──────── Input records ────────

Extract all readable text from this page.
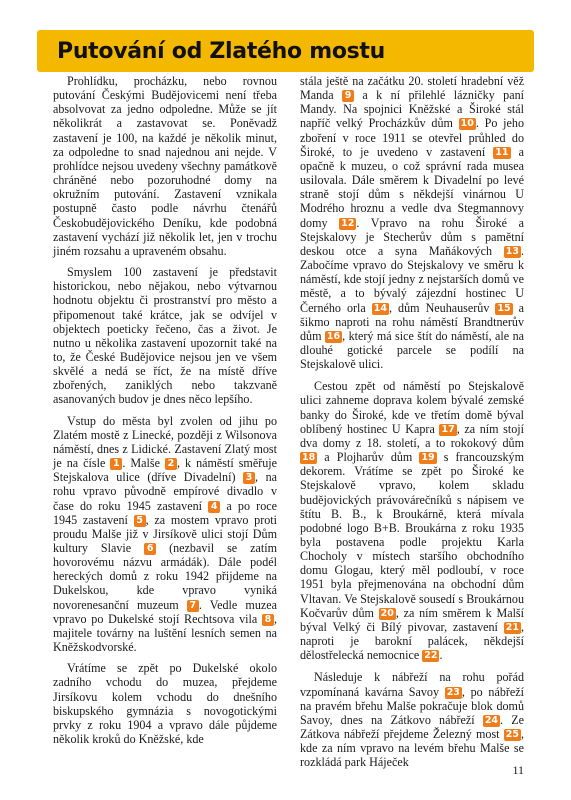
Putování od Zlatého mostu

Prohlídku, procházku, nebo rovnou putování Českými Budějovicemi není třeba absolvovat za jedno odpoledne. Může se jít několikrát a zastavovat se. Poněvadž zastavení je 100, na každé je několik minut, za odpoledne to snad najednou ani nejde. V prohlídce nejsou uvedeny všechny památkově chráněné nebo pozoruhodné domy na okružním putování. Zastavení vznikala postupně často podle návrhu čtenářů Českobudějovického Deníku, kde podobná zastavení vychází již několik let, jen v trochu jiném rozsahu a upraveném obsahu.

Smyslem 100 zastavení je představit historickou, nebo nějakou, nebo výtvarnou hodnotu objektu či prostranství pro město a připomenout také krátce, jak se odvíjel v objektech poeticky řečeno, čas a život. Je nutno u několika zastavení upozornit také na to, že České Budějovice nejsou jen ve všem skvělé a nedá se říct, že na místě dříve zbořených, zaniklých nebo takzvaně asanovaných budov je dnes něco lepšího.

Vstup do města byl zvolen od jihu po Zlatém mostě z Linecké, později z Wilsonova náměstí, dnes z Lidické. Zastavení Zlatý most je na čísle 1 . Malše 2 , k náměstí směřuje Stejskalova ulice (dříve Divadelní) 3 , na rohu vpravo původně empírové divadlo v čase do roku 1945 zastavení 4 a po roce 1945 zastavení 5 , za mostem vpravo proti proudu Malše již v Jirsíkově ulici stojí Dům kultury Slavie 6 (nezbavil se zatím hovorovému názvu armádák). Dále podél hereckých domů z roku 1942 přijdeme na Dukelskou, kde vpravo vyniká novorenesanční muzeum 7 . Vedle muzea vpravo po Dukelské stojí Rechtsova vila 8 , majitele továrny na luštění lesních semen na Kněžskodvorské.

Vrátíme se zpět po Dukelské okolo zadního vchodu do muzea, přejdeme Jirsíkovu kolem vchodu do dnešního biskupského gymnázia s novogotickými prvky z roku 1904 a vpravo dále půjdeme několik kroků do Kněžské, kde

stála ještě na začátku 20. století hradební věž Manda 9 a k ní přilehlé lázničky paní Mandy. Na spojnici Kněžské a Široké stál napříč velký Procházkův dům 10 . Po jeho zboření v roce 1911 se otevřel průhled do Široké, to je uvedeno v zastavení 11 a opačně k muzeu, o což správní rada musea usilovala. Dále směrem k Divadelní po levé straně stojí dům s někdejší vinárnou U Modrého hroznu a vedle dva Stegmannovy domy 12 . Vpravo na rohu Široké a Stejskalovy je Stecherův dům s pamětní deskou otce a syna Maňákových 13 . Zabočíme vpravo do Stejskalovy ve směru k náměstí, kde stojí jedny z nejstarších domů ve městě, a to bývalý zájezdní hostinec U Černého orla 14 , dům Neuhauserův 15 a šikmo naproti na rohu náměstí Brandtnerův dům 16 , který má sice štít do náměstí, ale na dlouhé gotické parcele se podílí na Stejskalově ulici.

Cestou zpět od náměstí po Stejskalově ulici zahneme doprava kolem bývalé zemské banky do Široké, kde ve třetím domě býval oblíbený hostinec U Kapra 17 , za ním stojí dva domy z 18. století, a to rokokový dům 18 a Plojharův dům 19 s francouzským dekorem. Vrátíme se zpět po Široké ke Stejskalově vpravo, kolem skladu budějovických právovárečníků s nápisem ve štítu B. B., k Broukárně, která mívala podobné logo B+B. Broukárna z roku 1935 byla postavena podle projektu Karla Chocholy v místech staršího obchodního domu Glogau, který měl podloubí, v roce 1951 byla přejmenována na obchodní dům Vltavan. Ve Stejskalově sousedí s Broukárnou Kočvarův dům 20 , za ním směrem k Malší býval Velký či Bílý pivovar, zastavení 21 , naproti je barokní palácek, někdejší dělostřelecká nemocnice 22 .

Následuje k nábřeží na rohu pořád vzpomínaná kavárna Savoy 23 , po nábřeží na pravém břehu Malše pokračuje blok domů Savoy, dnes na Zátkovo nábřeží 24 . Ze Zátkova nábřeží přejdeme Železný most 25 , kde za ním vpravo na levém břehu Malše se rozkládá park Háječek

11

────────

Exercise prompt: Leave out the pictures and transcribe everything else exactly.

Correct output:
Extract all readable text from this page.
Putování od Zlatého mostu

Prohlídku, procházku, nebo rovnou putování Českými Budějovicemi není třeba absolvovat za jedno odpoledne. Může se jít několikrát a zastavovat se. Poněvadž zastavení je 100, na každé je několik minut, za odpoledne to snad najednou ani nejde. V prohlídce nejsou uvedeny všechny památkově chráněné nebo pozoruhodné domy na okružním putování. Zastavení vznikala postupně často podle návrhu čtenářů Českobudějovického Deníku, kde podobná zastavení vychází již několik let, jen v trochu jiném rozsahu a upraveném obsahu.

Smyslem 100 zastavení je představit historickou, nebo nějakou, nebo výtvarnou hodnotu objektu či prostranství pro město a připomenout také krátce, jak se odvíjel v objektech poeticky řečeno, čas a život. Je nutno u několika zastavení upozornit také na to, že České Budějovice nejsou jen ve všem skvělé a nedá se říct, že na místě dříve zbořených, zaniklých nebo takzvaně asanovaných budov je dnes něco lepšího.

Vstup do města byl zvolen od jihu po Zlatém mostě z Linecké, později z Wilsonova náměstí, dnes z Lidické. Zastavení Zlatý most je na čísle 1 . Malše 2 , k náměstí směřuje Stejskalova ulice (dříve Divadelní) 3 , na rohu vpravo původně empírové divadlo v čase do roku 1945 zastavení 4 a po roce 1945 zastavení 5 , za mostem vpravo proti proudu Malše již v Jirsíkově ulici stojí Dům kultury Slavie 6 (nezbavil se zatím hovorovému názvu armádák). Dále podél hereckých domů z roku 1942 přijdeme na Dukelskou, kde vpravo vyniká novorenesanční muzeum 7 . Vedle muzea vpravo po Dukelské stojí Rechtsova vila 8 , majitele továrny na luštění lesních semen na Kněžskodvorské.

Vrátíme se zpět po Dukelské okolo zadního vchodu do muzea, přejdeme Jirsíkovu kolem vchodu do dnešního biskupského gymnázia s novogotickými prvky z roku 1904 a vpravo dále půjdeme několik kroků do Kněžské, kde

stála ještě na začátku 20. století hradební věž Manda 9 a k ní přilehlé lázničky paní Mandy. Na spojnici Kněžské a Široké stál napříč velký Procházkův dům 10 . Po jeho zboření v roce 1911 se otevřel průhled do Široké, to je uvedeno v zastavení 11 a opačně k muzeu, o což správní rada musea usilovala. Dále směrem k Divadelní po levé straně stojí dům s někdejší vinárnou U Modrého hroznu a vedle dva Stegmannovy domy 12 . Vpravo na rohu Široké a Stejskalovy je Stecherův dům s pamětní deskou otce a syna Maňákových 13 . Zabočíme vpravo do Stejskalovy ve směru k náměstí, kde stojí jedny z nejstarších domů ve městě, a to bývalý zájezdní hostinec U Černého orla 14 , dům Neuhauserův 15 a šikmo naproti na rohu náměstí Brandtnerův dům 16 , který má sice štít do náměstí, ale na dlouhé gotické parcele se podílí na Stejskalově ulici.

Cestou zpět od náměstí po Stejskalově ulici zahneme doprava kolem bývalé zemské banky do Široké, kde ve třetím domě býval oblíbený hostinec U Kapra 17 , za ním stojí dva domy z 18. století, a to rokokový dům 18 a Plojharův dům 19 s francouzským dekorem. Vrátíme se zpět po Široké ke Stejskalově vpravo, kolem skladu budějovických právovárečníků s nápisem ve štítu B. B., k Broukárně, která mívala podobné logo B+B. Broukárna z roku 1935 byla postavena podle projektu Karla Chocholy v místech staršího obchodního domu Glogau, který měl podloubí, v roce 1951 byla přejmenována na obchodní dům Vltavan. Ve Stejskalově sousedí s Broukárnou Kočvarův dům 20 , za ním směrem k Malší býval Velký či Bílý pivovar, zastavení 21 , naproti je barokní palácek, někdejší dělostřelecká nemocnice 22 .

Následuje k nábřeží na rohu pořád vzpomínaná kavárna Savoy 23 , po nábřeží na pravém břehu Malše pokračuje blok domů Savoy, dnes na Zátkovo nábřeží 24 . Ze Zátkova nábřeží přejdeme Železný most 25 , kde za ním vpravo na levém břehu Malše se rozkládá park Háječek

11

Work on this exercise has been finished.